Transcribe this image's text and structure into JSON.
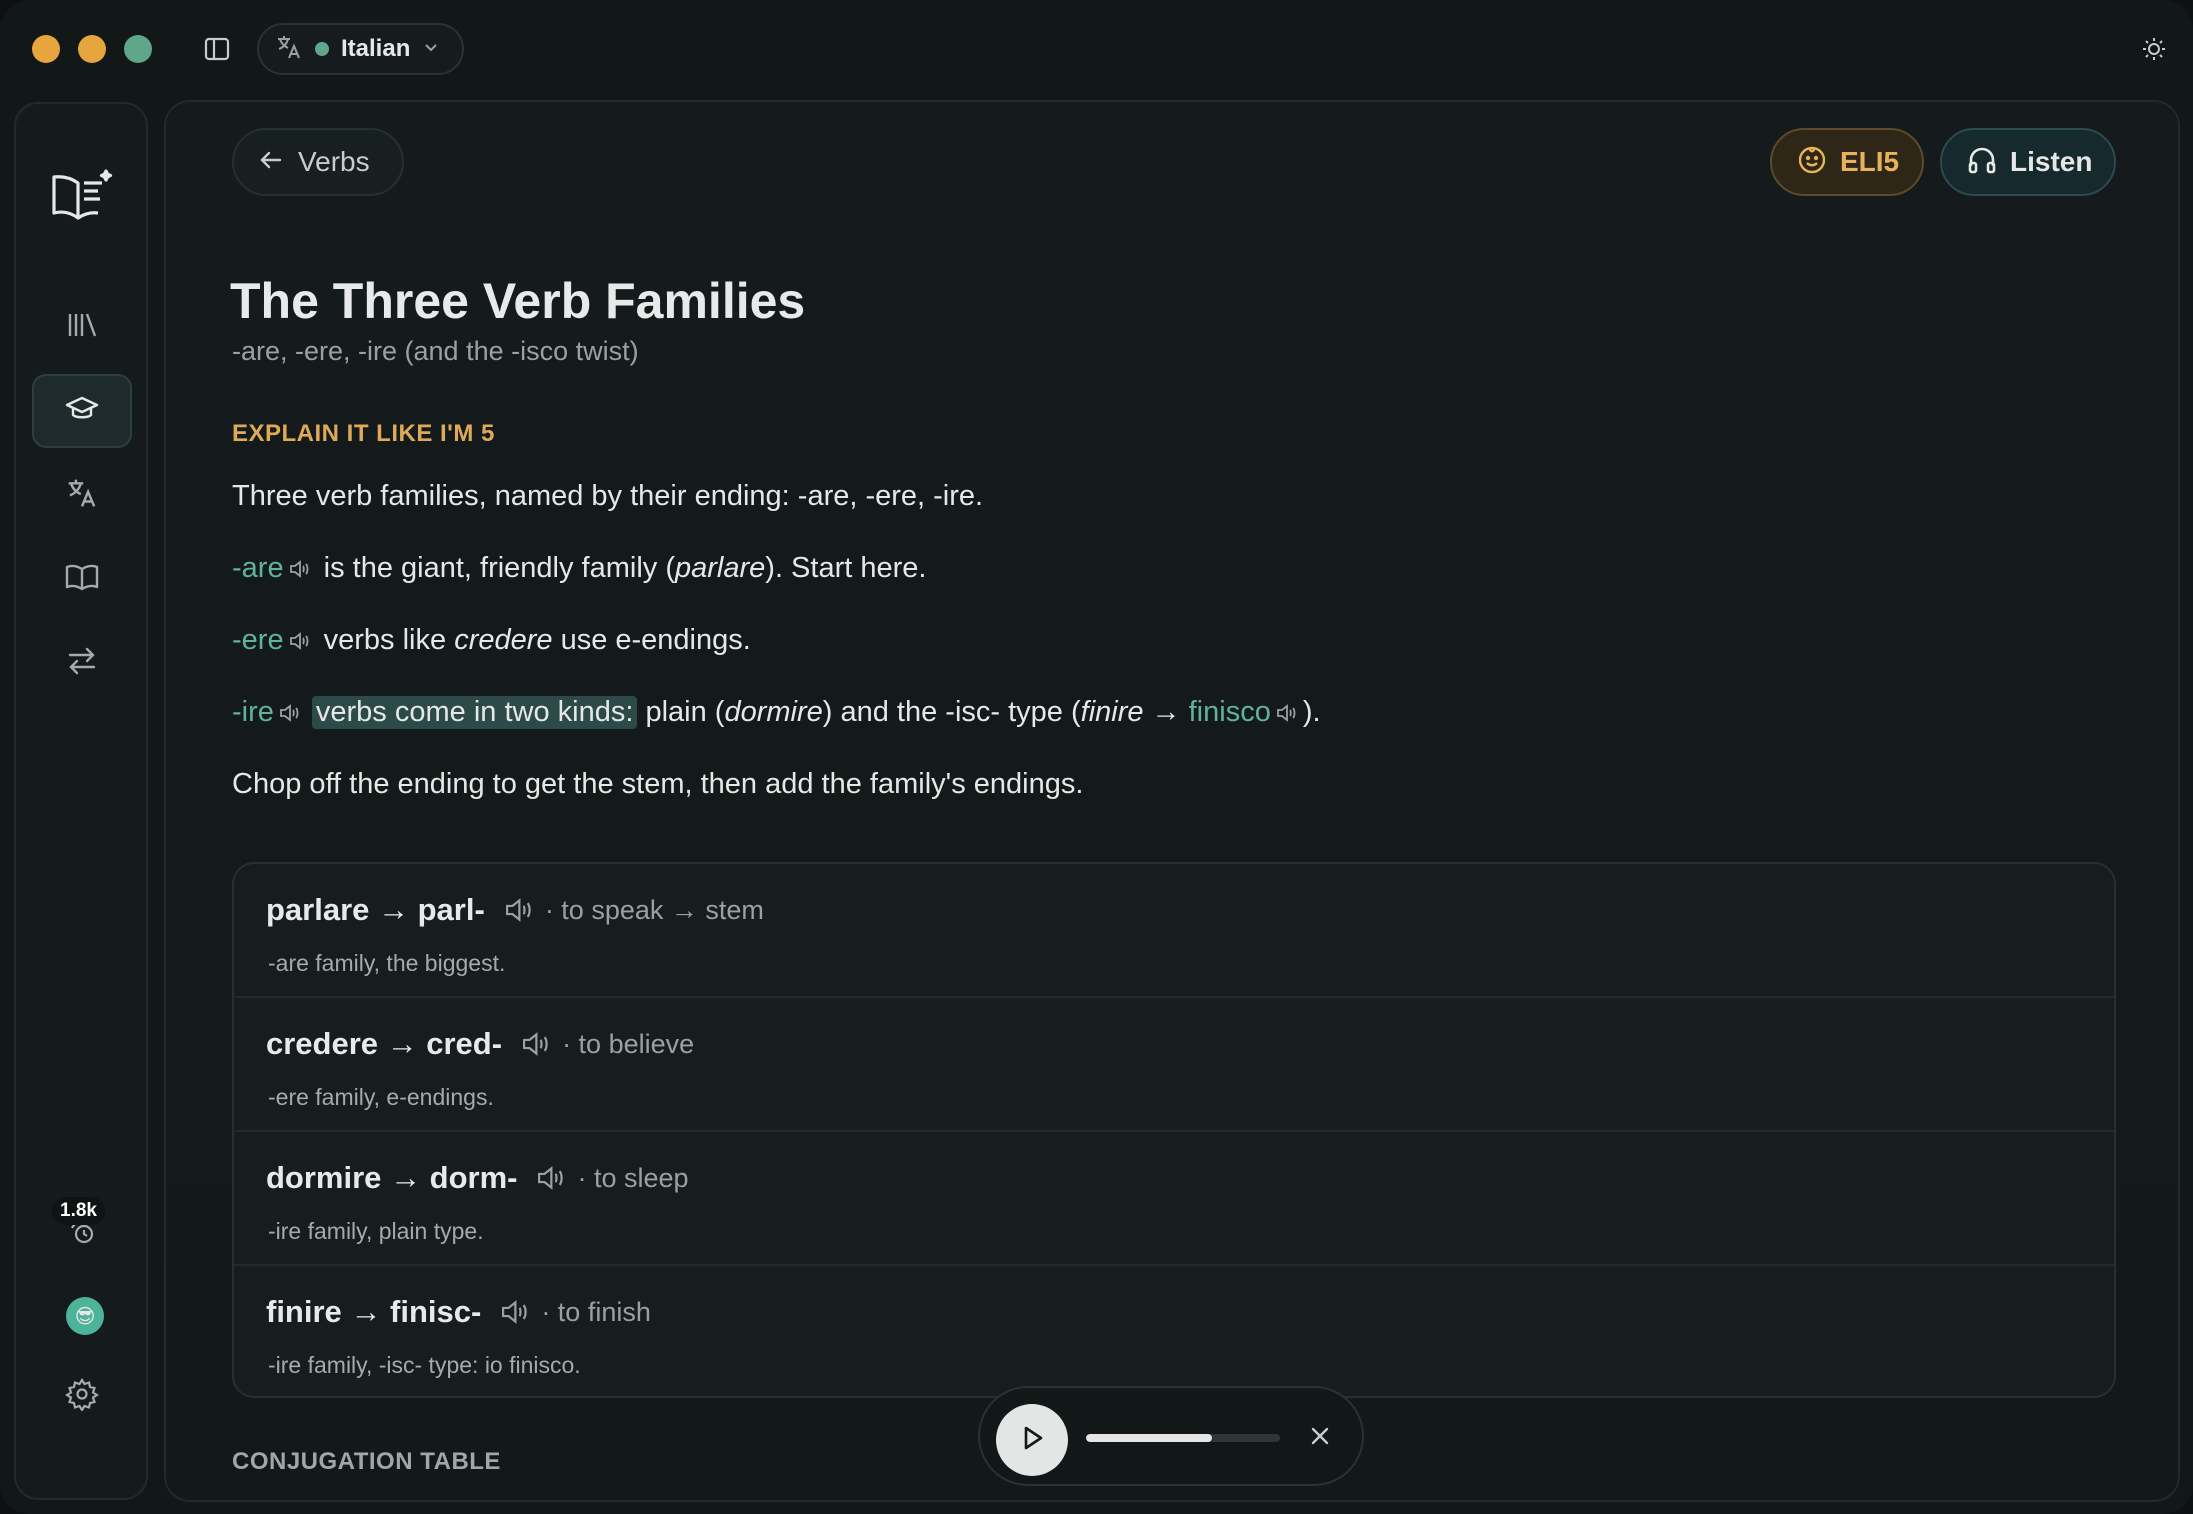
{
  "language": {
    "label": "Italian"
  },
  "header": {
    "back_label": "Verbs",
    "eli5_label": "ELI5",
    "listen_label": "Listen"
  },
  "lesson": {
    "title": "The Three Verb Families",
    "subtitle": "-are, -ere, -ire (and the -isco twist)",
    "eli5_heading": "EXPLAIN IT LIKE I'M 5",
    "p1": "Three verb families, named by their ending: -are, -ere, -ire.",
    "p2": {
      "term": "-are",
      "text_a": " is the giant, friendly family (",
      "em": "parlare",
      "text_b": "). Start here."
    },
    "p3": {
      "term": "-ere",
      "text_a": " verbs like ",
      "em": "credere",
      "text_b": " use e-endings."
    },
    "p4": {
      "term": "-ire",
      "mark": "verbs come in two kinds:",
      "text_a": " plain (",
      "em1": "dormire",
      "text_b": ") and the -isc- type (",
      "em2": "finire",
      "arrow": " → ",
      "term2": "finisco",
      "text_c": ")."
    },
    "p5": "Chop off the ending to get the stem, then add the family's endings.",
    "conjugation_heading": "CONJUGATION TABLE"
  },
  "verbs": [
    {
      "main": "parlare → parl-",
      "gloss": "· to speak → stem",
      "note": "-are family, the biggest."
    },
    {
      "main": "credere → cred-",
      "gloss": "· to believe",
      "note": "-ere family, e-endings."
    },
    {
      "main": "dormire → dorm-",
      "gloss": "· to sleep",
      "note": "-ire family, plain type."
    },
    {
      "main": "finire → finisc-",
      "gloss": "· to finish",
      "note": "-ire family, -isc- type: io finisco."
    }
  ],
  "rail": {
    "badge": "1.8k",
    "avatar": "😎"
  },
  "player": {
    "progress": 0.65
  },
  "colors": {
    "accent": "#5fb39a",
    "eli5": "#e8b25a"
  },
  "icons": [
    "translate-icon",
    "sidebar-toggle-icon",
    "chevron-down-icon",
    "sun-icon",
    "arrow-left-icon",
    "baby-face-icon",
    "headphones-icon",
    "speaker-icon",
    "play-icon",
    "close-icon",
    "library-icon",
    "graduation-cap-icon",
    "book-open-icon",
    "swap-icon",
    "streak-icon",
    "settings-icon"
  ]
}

══════════

▶ [What is being asked]:
Leave the pictures out and reproduce each record exactly as written.

▶ [Task output]:
Transcribe this image's text and structure into JSON.
{
  "language": {
    "label": "Italian"
  },
  "header": {
    "back_label": "Verbs",
    "eli5_label": "ELI5",
    "listen_label": "Listen"
  },
  "lesson": {
    "title": "The Three Verb Families",
    "subtitle": "-are, -ere, -ire (and the -isco twist)",
    "eli5_heading": "EXPLAIN IT LIKE I'M 5",
    "p1": "Three verb families, named by their ending: -are, -ere, -ire.",
    "p2": {
      "term": "-are",
      "text_a": " is the giant, friendly family (",
      "em": "parlare",
      "text_b": "). Start here."
    },
    "p3": {
      "term": "-ere",
      "text_a": " verbs like ",
      "em": "credere",
      "text_b": " use e-endings."
    },
    "p4": {
      "term": "-ire",
      "mark": "verbs come in two kinds:",
      "text_a": " plain (",
      "em1": "dormire",
      "text_b": ") and the -isc- type (",
      "em2": "finire",
      "arrow": " → ",
      "term2": "finisco",
      "text_c": ")."
    },
    "p5": "Chop off the ending to get the stem, then add the family's endings.",
    "conjugation_heading": "CONJUGATION TABLE"
  },
  "verbs": [
    {
      "main": "parlare → parl-",
      "gloss": "· to speak → stem",
      "note": "-are family, the biggest."
    },
    {
      "main": "credere → cred-",
      "gloss": "· to believe",
      "note": "-ere family, e-endings."
    },
    {
      "main": "dormire → dorm-",
      "gloss": "· to sleep",
      "note": "-ire family, plain type."
    },
    {
      "main": "finire → finisc-",
      "gloss": "· to finish",
      "note": "-ire family, -isc- type: io finisco."
    }
  ],
  "rail": {
    "badge": "1.8k",
    "avatar": "😎"
  },
  "player": {
    "progress": 0.65
  },
  "colors": {
    "accent": "#5fb39a",
    "eli5": "#e8b25a"
  },
  "icons": [
    "translate-icon",
    "sidebar-toggle-icon",
    "chevron-down-icon",
    "sun-icon",
    "arrow-left-icon",
    "baby-face-icon",
    "headphones-icon",
    "speaker-icon",
    "play-icon",
    "close-icon",
    "library-icon",
    "graduation-cap-icon",
    "book-open-icon",
    "swap-icon",
    "streak-icon",
    "settings-icon"
  ]
}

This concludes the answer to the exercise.